● What to do: Scan the data for "wedding" and copy the lines it appears in.

● Material provided:
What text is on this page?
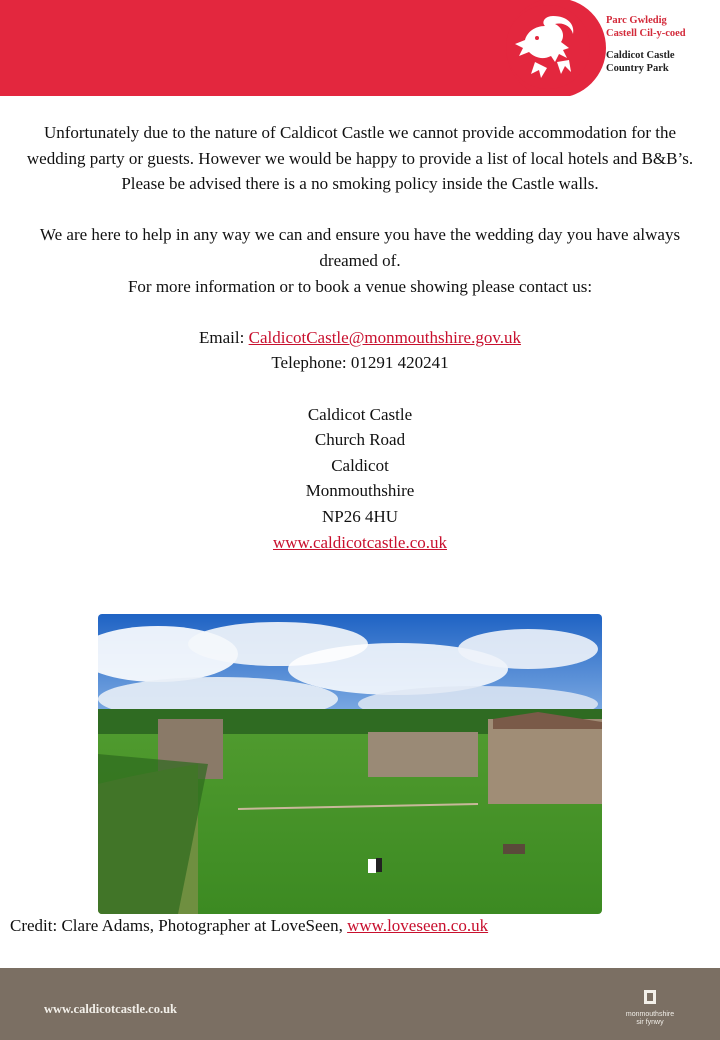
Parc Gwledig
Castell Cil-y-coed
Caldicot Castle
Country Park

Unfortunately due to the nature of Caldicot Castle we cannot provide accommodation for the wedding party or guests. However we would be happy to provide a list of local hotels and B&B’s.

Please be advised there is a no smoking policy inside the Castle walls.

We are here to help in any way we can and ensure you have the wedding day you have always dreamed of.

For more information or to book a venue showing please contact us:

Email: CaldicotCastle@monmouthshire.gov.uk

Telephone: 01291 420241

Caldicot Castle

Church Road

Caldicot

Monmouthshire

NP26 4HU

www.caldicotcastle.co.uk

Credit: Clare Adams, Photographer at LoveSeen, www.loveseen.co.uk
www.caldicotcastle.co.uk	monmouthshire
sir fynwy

● Problem solution:
Unfortunately due to the nature of Caldicot Castle we cannot provide accommodation for the wedding party or guests. However we would be happy to provide a list of local hotels and B&B’s.
We are here to help in any way we can and ensure you have the wedding day you have always dreamed of.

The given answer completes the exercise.